• WHAT IS NEEDED
Pull out every line below that holds the word "espnfc".

(Stored data)
== == ==
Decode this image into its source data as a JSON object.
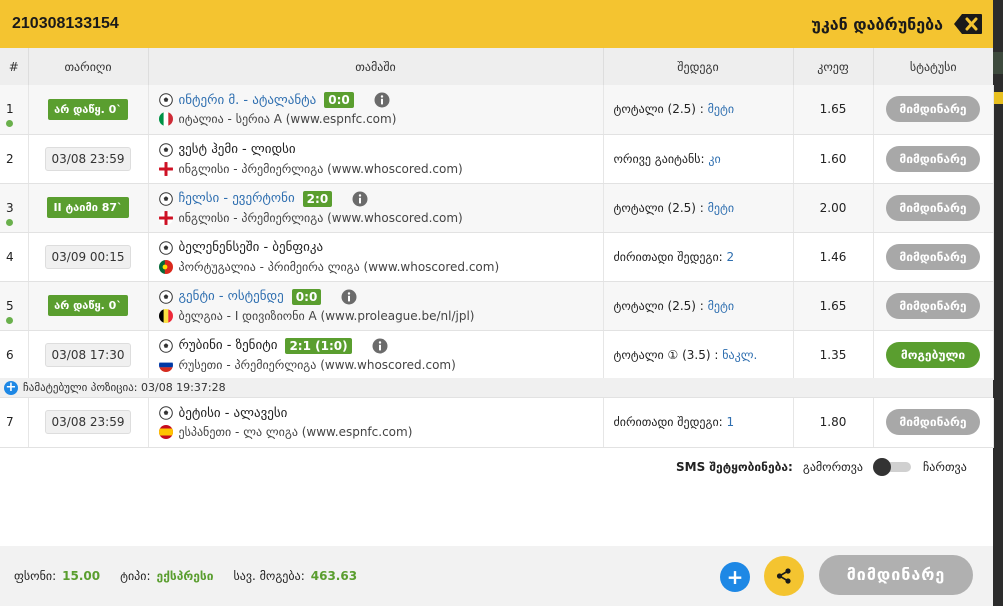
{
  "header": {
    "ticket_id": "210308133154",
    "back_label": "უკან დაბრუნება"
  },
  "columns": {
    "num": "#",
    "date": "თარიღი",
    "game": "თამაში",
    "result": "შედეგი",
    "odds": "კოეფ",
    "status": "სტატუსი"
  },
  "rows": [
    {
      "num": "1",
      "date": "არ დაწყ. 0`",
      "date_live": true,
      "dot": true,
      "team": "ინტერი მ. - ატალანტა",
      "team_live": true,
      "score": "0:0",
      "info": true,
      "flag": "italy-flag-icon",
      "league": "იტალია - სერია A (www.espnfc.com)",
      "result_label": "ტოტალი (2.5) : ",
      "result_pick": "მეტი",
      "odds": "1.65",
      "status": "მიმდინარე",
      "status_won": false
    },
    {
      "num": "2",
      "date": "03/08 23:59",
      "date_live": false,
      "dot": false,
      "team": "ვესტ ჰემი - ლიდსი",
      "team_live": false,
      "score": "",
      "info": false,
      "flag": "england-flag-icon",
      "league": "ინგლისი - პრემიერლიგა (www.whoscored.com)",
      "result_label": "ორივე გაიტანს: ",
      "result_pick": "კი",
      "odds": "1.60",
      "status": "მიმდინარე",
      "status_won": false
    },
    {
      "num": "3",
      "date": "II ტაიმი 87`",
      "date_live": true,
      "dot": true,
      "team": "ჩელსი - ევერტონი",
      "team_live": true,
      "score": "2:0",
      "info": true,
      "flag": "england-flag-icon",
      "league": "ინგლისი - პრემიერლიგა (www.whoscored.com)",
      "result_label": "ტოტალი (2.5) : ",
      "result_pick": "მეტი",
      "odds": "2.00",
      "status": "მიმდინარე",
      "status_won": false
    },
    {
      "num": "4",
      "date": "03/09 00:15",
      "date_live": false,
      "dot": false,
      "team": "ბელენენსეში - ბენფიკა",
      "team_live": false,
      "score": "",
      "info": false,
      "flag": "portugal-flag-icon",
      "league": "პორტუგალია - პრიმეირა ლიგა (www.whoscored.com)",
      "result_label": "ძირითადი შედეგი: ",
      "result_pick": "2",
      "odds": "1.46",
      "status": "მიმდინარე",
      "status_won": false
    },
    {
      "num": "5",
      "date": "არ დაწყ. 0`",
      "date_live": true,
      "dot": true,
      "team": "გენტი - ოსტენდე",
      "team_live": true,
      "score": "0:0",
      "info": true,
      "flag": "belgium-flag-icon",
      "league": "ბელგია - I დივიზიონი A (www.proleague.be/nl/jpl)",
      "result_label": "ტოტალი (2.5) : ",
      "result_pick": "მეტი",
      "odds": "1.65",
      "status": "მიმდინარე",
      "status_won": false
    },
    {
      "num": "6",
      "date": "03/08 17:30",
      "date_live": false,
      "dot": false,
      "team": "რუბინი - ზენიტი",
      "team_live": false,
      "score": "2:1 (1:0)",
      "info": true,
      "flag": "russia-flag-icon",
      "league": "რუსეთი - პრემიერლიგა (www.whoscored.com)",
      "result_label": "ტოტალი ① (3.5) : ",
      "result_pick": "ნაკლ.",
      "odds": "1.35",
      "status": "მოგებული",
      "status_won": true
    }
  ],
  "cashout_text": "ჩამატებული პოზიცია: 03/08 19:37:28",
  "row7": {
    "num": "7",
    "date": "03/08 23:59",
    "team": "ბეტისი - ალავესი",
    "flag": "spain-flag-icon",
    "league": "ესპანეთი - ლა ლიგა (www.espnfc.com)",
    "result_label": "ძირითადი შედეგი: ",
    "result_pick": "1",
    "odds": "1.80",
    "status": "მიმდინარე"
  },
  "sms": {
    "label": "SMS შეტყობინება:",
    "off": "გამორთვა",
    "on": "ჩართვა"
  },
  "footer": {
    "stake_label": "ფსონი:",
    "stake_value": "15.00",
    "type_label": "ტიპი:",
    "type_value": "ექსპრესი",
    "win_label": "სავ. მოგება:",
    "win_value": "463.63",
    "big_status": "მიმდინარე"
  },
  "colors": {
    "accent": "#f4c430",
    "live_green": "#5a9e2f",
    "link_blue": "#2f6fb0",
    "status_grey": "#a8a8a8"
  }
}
== == ==
• RESULT OF THIS TASK
      "league": "იტალია - სერია A (www.espnfc.com)",
    "league": "ესპანეთი - ლა ლიგა (www.espnfc.com)",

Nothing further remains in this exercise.